Element location listings:

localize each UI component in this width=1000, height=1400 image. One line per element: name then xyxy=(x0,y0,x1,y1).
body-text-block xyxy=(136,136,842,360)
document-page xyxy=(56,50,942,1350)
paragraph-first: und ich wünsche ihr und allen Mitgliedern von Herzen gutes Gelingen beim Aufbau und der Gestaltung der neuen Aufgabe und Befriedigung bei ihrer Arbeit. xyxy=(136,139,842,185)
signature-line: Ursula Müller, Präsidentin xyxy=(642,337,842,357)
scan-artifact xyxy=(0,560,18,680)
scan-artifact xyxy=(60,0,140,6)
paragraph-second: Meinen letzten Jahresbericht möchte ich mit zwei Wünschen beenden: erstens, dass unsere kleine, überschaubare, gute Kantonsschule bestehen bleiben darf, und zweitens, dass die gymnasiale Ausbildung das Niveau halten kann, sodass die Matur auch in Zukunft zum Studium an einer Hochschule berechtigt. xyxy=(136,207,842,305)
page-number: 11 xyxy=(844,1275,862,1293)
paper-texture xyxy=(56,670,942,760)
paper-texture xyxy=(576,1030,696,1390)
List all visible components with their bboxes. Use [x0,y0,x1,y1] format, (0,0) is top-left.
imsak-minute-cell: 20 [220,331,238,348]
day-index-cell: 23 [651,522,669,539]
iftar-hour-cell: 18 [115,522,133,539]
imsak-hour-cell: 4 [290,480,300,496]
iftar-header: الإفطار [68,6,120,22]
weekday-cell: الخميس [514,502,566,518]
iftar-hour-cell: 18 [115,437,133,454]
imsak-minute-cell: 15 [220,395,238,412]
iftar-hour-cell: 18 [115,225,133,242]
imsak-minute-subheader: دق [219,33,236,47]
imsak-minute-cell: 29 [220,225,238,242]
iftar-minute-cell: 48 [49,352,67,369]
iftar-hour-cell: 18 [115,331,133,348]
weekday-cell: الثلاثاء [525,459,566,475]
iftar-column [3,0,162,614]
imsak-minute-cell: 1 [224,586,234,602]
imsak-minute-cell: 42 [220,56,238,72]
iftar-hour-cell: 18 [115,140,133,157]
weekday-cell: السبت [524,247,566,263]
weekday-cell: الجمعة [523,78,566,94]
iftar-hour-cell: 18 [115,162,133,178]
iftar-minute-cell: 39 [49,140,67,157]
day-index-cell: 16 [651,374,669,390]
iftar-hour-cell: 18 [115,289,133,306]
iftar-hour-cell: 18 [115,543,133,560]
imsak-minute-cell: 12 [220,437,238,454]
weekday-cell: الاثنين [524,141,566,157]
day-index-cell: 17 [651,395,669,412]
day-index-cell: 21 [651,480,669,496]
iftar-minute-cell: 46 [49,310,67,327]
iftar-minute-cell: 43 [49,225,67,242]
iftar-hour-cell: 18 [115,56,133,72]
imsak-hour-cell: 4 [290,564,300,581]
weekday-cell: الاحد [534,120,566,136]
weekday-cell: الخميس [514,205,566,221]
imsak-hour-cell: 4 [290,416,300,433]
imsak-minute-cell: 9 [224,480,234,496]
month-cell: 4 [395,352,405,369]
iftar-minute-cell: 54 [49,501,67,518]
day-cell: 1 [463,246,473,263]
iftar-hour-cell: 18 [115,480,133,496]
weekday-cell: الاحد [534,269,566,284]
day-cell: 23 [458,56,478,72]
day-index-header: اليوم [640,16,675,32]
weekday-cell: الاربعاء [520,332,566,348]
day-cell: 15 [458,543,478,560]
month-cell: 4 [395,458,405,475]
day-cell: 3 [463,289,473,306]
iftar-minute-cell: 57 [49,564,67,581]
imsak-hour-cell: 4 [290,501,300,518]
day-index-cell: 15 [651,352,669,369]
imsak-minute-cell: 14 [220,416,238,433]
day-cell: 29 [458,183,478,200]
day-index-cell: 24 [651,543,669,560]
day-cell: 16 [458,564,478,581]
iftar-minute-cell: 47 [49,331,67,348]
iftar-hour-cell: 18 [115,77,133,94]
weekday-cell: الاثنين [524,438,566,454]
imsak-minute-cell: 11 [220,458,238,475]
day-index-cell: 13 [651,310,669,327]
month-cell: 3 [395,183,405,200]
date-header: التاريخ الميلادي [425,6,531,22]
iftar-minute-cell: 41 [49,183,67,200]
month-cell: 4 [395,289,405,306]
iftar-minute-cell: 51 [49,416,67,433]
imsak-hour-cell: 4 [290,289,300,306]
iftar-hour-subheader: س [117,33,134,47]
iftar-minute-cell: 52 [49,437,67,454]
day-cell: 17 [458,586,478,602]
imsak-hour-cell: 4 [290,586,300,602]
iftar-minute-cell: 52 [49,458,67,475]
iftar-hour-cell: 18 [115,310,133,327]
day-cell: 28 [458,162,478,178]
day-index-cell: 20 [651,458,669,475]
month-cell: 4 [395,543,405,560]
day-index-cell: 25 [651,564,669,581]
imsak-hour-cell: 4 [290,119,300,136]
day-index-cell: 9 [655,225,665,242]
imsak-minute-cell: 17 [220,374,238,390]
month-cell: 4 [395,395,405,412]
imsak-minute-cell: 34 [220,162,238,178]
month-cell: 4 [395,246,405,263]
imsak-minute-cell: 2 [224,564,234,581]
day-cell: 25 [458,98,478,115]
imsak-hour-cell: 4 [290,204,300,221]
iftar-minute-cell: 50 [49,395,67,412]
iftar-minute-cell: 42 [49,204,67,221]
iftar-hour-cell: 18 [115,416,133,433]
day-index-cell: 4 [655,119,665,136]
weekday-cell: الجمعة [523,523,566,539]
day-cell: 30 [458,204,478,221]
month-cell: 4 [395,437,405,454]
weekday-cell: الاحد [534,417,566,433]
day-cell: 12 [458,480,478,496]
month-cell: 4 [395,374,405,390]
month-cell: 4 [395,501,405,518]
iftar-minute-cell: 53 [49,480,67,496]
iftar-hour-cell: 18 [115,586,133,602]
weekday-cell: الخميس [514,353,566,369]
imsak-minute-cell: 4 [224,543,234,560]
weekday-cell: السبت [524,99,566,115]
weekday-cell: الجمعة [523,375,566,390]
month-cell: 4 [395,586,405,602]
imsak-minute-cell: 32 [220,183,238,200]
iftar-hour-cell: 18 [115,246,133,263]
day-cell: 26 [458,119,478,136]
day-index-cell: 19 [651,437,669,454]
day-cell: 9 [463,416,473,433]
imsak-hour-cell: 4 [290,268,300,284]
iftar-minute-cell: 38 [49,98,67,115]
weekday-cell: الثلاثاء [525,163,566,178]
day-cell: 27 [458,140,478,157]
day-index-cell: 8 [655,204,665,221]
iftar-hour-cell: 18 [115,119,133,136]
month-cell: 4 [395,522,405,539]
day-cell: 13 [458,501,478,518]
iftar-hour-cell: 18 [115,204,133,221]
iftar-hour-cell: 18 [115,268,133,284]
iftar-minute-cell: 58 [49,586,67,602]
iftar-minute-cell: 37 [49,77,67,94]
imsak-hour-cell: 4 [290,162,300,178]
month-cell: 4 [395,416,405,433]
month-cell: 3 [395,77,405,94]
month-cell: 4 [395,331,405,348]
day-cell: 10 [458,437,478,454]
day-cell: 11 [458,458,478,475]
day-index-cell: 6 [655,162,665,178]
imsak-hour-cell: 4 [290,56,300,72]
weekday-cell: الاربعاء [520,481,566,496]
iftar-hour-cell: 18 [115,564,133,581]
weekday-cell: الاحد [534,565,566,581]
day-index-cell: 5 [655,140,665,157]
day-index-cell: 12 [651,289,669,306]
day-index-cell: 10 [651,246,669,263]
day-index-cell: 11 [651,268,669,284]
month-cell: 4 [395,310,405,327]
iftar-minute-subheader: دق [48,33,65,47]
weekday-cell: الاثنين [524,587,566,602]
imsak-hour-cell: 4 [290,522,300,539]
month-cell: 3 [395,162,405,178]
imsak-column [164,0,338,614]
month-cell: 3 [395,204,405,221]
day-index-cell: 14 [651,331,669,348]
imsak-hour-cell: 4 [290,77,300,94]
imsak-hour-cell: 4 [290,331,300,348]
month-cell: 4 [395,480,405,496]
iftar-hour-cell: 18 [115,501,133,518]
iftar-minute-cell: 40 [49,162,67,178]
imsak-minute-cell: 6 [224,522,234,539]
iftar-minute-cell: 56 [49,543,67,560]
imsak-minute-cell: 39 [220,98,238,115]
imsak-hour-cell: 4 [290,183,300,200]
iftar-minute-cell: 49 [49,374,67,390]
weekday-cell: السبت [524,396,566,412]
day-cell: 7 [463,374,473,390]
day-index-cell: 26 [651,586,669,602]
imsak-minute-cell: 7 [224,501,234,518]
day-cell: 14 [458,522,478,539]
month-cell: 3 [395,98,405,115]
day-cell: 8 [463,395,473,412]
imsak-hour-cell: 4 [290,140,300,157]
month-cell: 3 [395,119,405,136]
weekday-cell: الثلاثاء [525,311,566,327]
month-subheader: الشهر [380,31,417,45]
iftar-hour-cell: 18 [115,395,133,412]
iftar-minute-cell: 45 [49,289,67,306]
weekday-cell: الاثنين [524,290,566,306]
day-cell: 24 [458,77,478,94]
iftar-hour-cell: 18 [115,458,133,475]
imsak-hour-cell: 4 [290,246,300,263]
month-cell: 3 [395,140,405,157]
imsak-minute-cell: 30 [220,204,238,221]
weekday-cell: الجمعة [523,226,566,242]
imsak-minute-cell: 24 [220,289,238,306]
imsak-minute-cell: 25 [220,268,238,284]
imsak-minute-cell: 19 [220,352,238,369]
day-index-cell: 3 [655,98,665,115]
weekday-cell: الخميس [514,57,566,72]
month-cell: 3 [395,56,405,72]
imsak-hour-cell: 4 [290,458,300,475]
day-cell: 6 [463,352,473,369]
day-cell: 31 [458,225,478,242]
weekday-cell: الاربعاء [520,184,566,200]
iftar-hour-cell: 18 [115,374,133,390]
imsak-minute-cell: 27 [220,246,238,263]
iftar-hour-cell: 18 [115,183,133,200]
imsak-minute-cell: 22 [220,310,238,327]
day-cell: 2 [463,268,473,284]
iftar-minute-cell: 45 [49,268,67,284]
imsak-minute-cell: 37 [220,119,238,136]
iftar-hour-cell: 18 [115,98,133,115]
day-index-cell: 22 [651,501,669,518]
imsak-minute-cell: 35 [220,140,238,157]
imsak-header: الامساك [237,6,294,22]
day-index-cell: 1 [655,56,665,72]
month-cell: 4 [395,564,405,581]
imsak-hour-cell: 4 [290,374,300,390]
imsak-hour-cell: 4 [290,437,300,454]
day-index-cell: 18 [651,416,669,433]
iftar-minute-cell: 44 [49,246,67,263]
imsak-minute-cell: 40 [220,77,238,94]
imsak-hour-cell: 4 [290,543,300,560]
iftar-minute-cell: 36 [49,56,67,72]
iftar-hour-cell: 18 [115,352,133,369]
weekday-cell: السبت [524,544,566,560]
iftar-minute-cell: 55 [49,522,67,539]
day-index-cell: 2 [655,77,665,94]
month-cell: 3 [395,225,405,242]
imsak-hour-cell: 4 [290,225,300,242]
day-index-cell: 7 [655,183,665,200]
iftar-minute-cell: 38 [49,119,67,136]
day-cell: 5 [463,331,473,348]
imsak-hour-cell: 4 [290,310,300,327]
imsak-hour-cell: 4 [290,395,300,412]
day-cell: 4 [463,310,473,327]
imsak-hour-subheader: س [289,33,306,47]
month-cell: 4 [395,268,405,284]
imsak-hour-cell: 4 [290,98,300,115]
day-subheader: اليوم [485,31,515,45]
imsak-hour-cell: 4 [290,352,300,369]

## Exercise directions
Lay out the rows above as a numbered list, from the first line down to the line containing "imsak-minute-cell: 15 [220,395,238,412]", both ends included, with blank lines left out.

## Exercise answer
1. localize each UI component in this width=1000, height=1400 image. One line per element: name then xyxy=(x0,y0,x1,y1).
2. body-text-block xyxy=(136,136,842,360)
3. document-page xyxy=(56,50,942,1350)
4. paragraph-first: und ich wünsche ihr und allen Mitgliedern von Herzen gutes Gelingen beim Aufbau und der Gestaltung der neuen Aufgabe und Befriedigung bei ihrer Arbeit. xyxy=(136,139,842,185)
5. signature-line: Ursula Müller, Präsidentin xyxy=(642,337,842,357)
6. scan-artifact xyxy=(0,560,18,680)
7. scan-artifact xyxy=(60,0,140,6)
8. paragraph-second: Meinen letzten Jahresbericht möchte ich mit zwei Wünschen beenden: erstens, dass unsere kleine, überschaubare, gute Kantonsschule bestehen bleiben darf, und zweitens, dass die gymnasiale Ausbildung das Niveau halten kann, sodass die Matur auch in Zukunft zum Studium an einer Hochschule berechtigt. xyxy=(136,207,842,305)
9. page-number: 11 xyxy=(844,1275,862,1293)
10. paper-texture xyxy=(56,670,942,760)
11. paper-texture xyxy=(576,1030,696,1390)
12. List all visible components with their bboxes. Use [x0,y0,x1,y1] format, (0,0) is top-left.
13. imsak-minute-cell: 20 [220,331,238,348]
14. day-index-cell: 23 [651,522,669,539]
15. iftar-hour-cell: 18 [115,522,133,539]
16. imsak-hour-cell: 4 [290,480,300,496]
17. iftar-header: الإفطار [68,6,120,22]
18. weekday-cell: الخميس [514,502,566,518]
19. iftar-hour-cell: 18 [115,437,133,454]
20. imsak-minute-cell: 15 [220,395,238,412]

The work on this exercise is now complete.